Data entries:
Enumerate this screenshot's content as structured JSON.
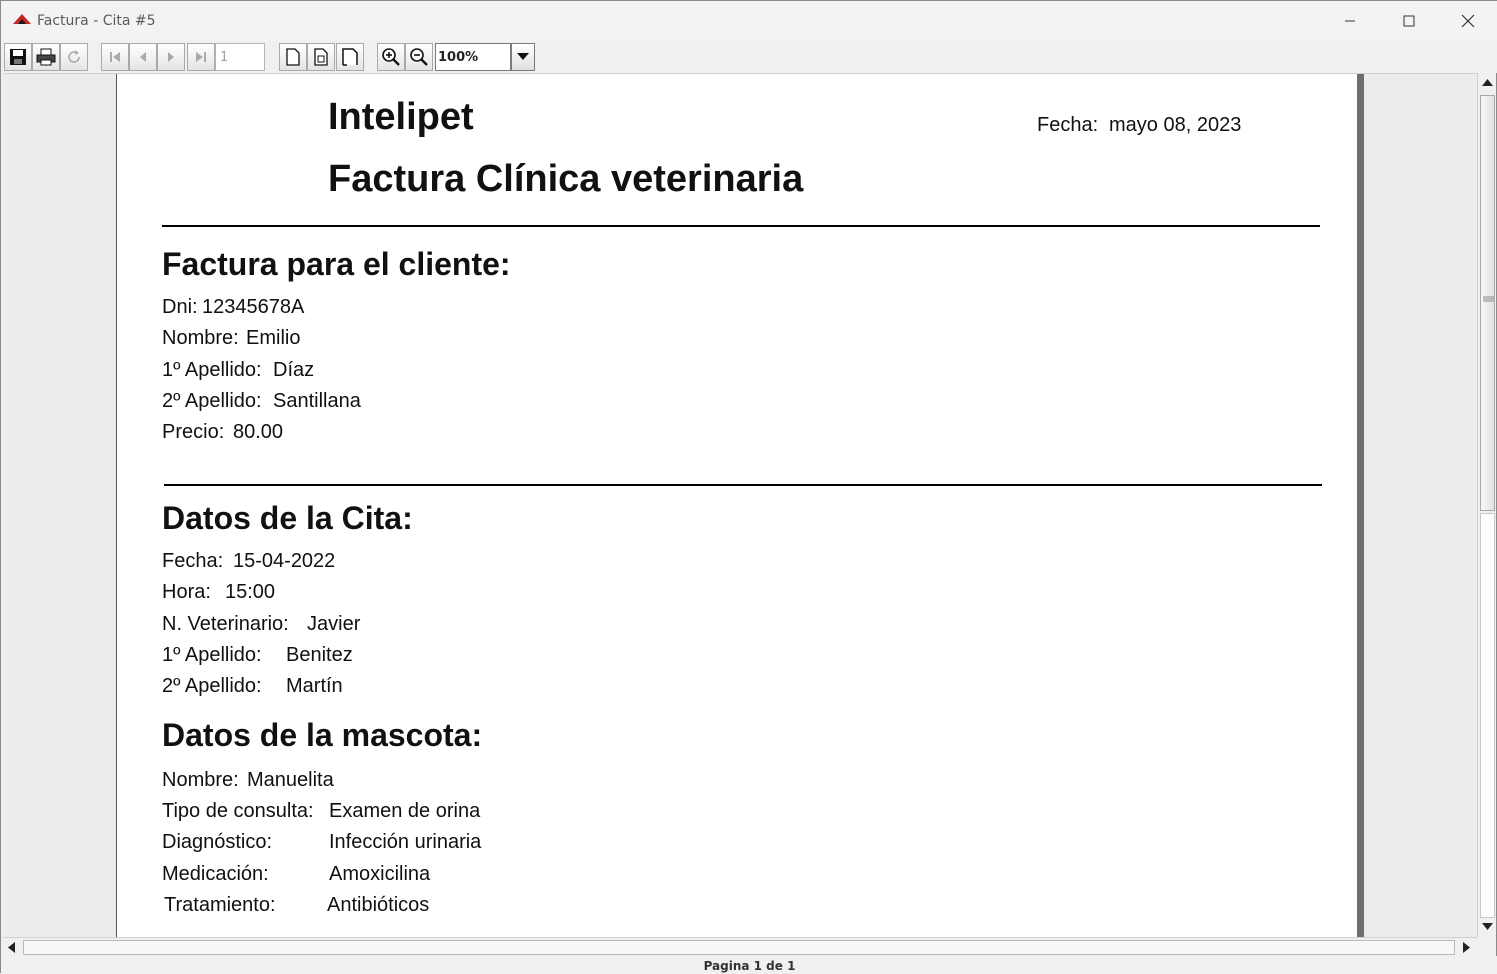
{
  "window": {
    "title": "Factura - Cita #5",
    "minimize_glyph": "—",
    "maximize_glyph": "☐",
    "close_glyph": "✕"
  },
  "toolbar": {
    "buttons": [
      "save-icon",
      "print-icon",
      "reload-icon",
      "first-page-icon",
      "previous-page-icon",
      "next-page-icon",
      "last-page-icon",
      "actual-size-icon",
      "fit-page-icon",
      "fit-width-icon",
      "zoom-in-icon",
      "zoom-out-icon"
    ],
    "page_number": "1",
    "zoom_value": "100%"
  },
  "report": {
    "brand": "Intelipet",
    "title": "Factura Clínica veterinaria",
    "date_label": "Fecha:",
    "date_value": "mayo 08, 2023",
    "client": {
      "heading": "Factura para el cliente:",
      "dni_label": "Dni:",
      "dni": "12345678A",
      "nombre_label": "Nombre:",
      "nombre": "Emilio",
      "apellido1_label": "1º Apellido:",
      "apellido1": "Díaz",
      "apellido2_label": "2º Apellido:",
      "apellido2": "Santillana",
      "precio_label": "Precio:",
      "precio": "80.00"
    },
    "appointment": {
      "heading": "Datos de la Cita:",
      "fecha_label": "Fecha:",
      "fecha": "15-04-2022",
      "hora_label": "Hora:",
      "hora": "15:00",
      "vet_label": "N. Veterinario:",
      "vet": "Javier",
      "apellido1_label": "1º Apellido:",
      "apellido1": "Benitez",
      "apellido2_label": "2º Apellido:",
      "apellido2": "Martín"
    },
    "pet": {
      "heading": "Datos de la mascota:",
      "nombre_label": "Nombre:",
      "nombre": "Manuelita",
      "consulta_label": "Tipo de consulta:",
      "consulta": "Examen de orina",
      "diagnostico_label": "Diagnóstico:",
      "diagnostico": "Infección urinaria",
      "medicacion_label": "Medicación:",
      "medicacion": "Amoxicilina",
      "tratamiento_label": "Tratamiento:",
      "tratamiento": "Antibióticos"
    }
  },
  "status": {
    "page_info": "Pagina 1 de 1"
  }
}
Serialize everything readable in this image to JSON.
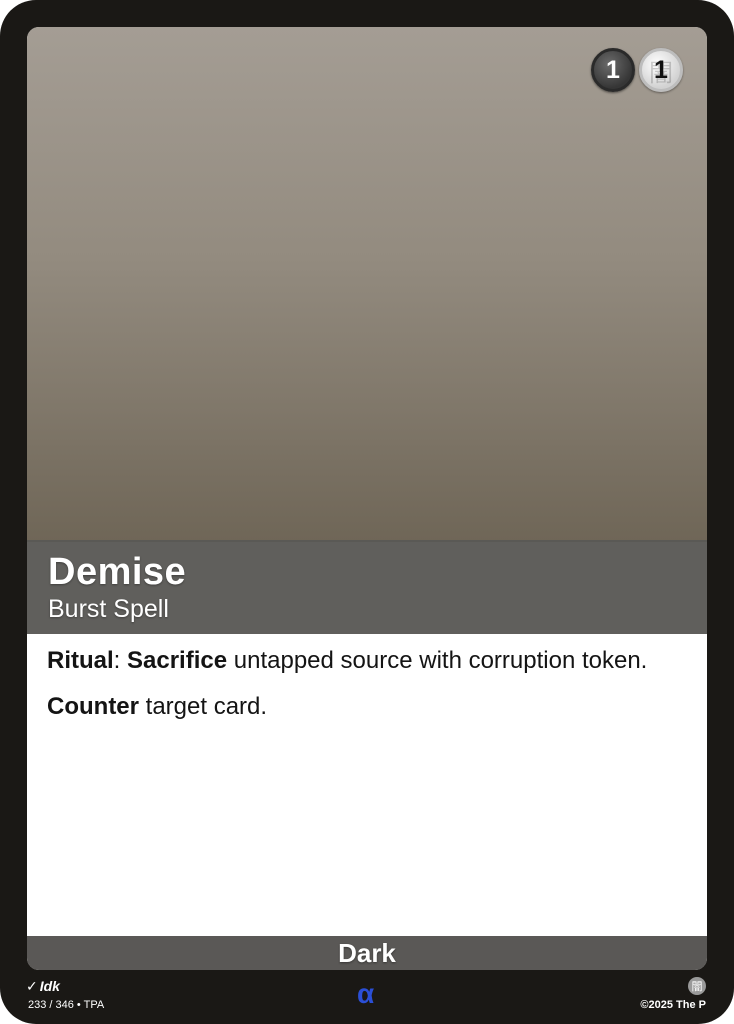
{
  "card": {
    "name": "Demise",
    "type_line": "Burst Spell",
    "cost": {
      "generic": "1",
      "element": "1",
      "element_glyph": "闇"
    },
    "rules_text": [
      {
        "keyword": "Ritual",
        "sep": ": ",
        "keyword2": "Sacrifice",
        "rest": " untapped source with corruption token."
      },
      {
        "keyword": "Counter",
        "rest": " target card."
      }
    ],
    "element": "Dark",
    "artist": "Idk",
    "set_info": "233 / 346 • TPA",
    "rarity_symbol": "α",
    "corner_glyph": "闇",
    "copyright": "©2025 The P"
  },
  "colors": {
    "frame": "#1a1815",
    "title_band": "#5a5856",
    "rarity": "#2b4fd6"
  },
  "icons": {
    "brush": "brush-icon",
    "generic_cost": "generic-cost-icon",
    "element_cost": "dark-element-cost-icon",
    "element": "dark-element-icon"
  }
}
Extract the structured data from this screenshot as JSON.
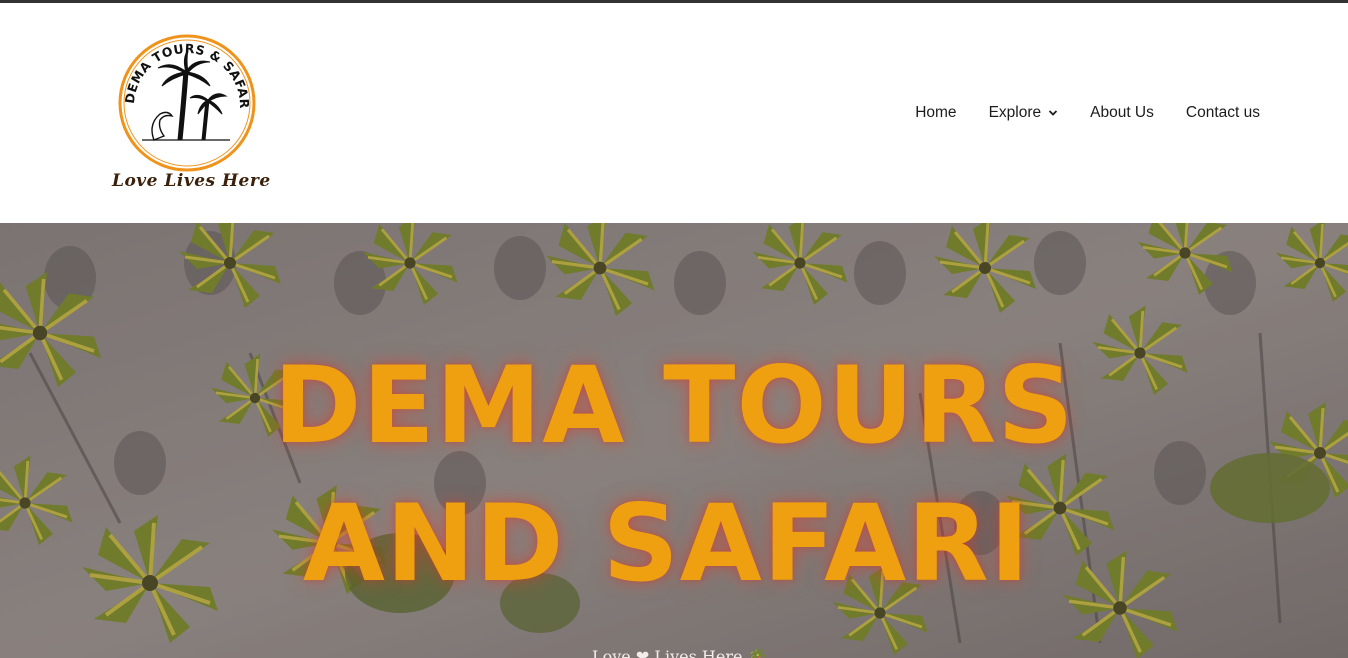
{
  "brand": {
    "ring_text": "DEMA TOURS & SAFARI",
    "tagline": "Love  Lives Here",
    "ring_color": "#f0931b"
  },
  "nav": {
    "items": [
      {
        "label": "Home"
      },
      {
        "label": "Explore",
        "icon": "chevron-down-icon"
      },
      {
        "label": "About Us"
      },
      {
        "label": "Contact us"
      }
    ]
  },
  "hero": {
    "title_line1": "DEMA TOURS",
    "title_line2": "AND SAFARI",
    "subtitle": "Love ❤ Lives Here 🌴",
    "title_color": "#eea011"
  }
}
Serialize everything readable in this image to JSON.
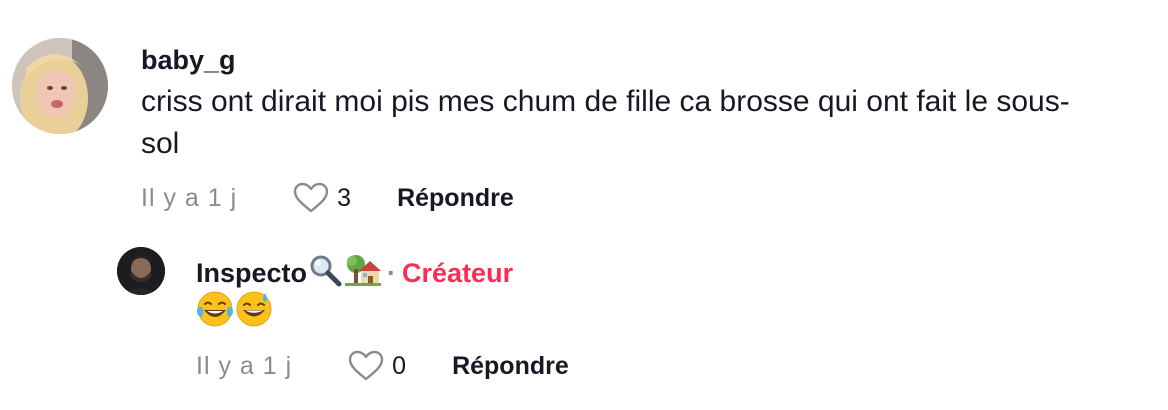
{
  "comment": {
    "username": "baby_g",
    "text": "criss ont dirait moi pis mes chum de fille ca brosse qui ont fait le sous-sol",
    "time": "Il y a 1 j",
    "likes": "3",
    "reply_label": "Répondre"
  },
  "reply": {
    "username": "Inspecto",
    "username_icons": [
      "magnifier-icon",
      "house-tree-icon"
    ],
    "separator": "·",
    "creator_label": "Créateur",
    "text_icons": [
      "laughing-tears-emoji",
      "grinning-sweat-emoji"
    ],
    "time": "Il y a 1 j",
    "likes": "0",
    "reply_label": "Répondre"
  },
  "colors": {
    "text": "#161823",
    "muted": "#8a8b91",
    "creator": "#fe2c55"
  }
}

_TASK OBJECTIVE_
Set every line down exactly as written, leaving each picture out.

_ANSWER TO THE PROBLEM_
Enumerate this screenshot's content as structured JSON.
{
  "window": {
    "title": "Factura - Cita #5",
    "minimize_glyph": "—",
    "maximize_glyph": "☐",
    "close_glyph": "✕"
  },
  "toolbar": {
    "buttons": [
      "save-icon",
      "print-icon",
      "reload-icon",
      "first-page-icon",
      "previous-page-icon",
      "next-page-icon",
      "last-page-icon",
      "actual-size-icon",
      "fit-page-icon",
      "fit-width-icon",
      "zoom-in-icon",
      "zoom-out-icon"
    ],
    "page_number": "1",
    "zoom_value": "100%"
  },
  "report": {
    "brand": "Intelipet",
    "title": "Factura Clínica veterinaria",
    "date_label": "Fecha:",
    "date_value": "mayo 08, 2023",
    "client": {
      "heading": "Factura para el cliente:",
      "dni_label": "Dni:",
      "dni": "12345678A",
      "nombre_label": "Nombre:",
      "nombre": "Emilio",
      "apellido1_label": "1º Apellido:",
      "apellido1": "Díaz",
      "apellido2_label": "2º Apellido:",
      "apellido2": "Santillana",
      "precio_label": "Precio:",
      "precio": "80.00"
    },
    "appointment": {
      "heading": "Datos de la Cita:",
      "fecha_label": "Fecha:",
      "fecha": "15-04-2022",
      "hora_label": "Hora:",
      "hora": "15:00",
      "vet_label": "N. Veterinario:",
      "vet": "Javier",
      "apellido1_label": "1º Apellido:",
      "apellido1": "Benitez",
      "apellido2_label": "2º Apellido:",
      "apellido2": "Martín"
    },
    "pet": {
      "heading": "Datos de la mascota:",
      "nombre_label": "Nombre:",
      "nombre": "Manuelita",
      "consulta_label": "Tipo de consulta:",
      "consulta": "Examen de orina",
      "diagnostico_label": "Diagnóstico:",
      "diagnostico": "Infección urinaria",
      "medicacion_label": "Medicación:",
      "medicacion": "Amoxicilina",
      "tratamiento_label": "Tratamiento:",
      "tratamiento": "Antibióticos"
    }
  },
  "status": {
    "page_info": "Pagina 1 de 1"
  }
}
Serialize everything readable in this image to JSON.
{
  "card": {
    "name": "Demise",
    "type_line": "Burst Spell",
    "cost": {
      "generic": "1",
      "element": "1",
      "element_glyph": "闇"
    },
    "rules_text": [
      {
        "keyword": "Ritual",
        "sep": ": ",
        "keyword2": "Sacrifice",
        "rest": " untapped source with corruption token."
      },
      {
        "keyword": "Counter",
        "rest": " target card."
      }
    ],
    "element": "Dark",
    "artist": "Idk",
    "set_info": "233 / 346 • TPA",
    "rarity_symbol": "α",
    "corner_glyph": "闇",
    "copyright": "©2025 The P"
  },
  "colors": {
    "frame": "#1a1815",
    "title_band": "#5a5856",
    "rarity": "#2b4fd6"
  },
  "icons": {
    "brush": "brush-icon",
    "generic_cost": "generic-cost-icon",
    "element_cost": "dark-element-cost-icon",
    "element": "dark-element-icon"
  }
}
Extract the structured data from this screenshot as JSON.
{
  "brand": {
    "ring_text": "DEMA TOURS & SAFARI",
    "tagline": "Love  Lives Here",
    "ring_color": "#f0931b"
  },
  "nav": {
    "items": [
      {
        "label": "Home"
      },
      {
        "label": "Explore",
        "icon": "chevron-down-icon"
      },
      {
        "label": "About Us"
      },
      {
        "label": "Contact us"
      }
    ]
  },
  "hero": {
    "title_line1": "DEMA TOURS",
    "title_line2": "AND SAFARI",
    "subtitle": "Love ❤ Lives Here 🌴",
    "title_color": "#eea011"
  }
}
Serialize everything readable in this image to JSON.
{
  "comment": {
    "username": "baby_g",
    "text": "criss ont dirait moi pis mes chum de fille ca brosse qui ont fait le sous-sol",
    "time": "Il y a 1 j",
    "likes": "3",
    "reply_label": "Répondre"
  },
  "reply": {
    "username": "Inspecto",
    "username_icons": [
      "magnifier-icon",
      "house-tree-icon"
    ],
    "separator": "·",
    "creator_label": "Créateur",
    "text_icons": [
      "laughing-tears-emoji",
      "grinning-sweat-emoji"
    ],
    "time": "Il y a 1 j",
    "likes": "0",
    "reply_label": "Répondre"
  },
  "colors": {
    "text": "#161823",
    "muted": "#8a8b91",
    "creator": "#fe2c55"
  }
}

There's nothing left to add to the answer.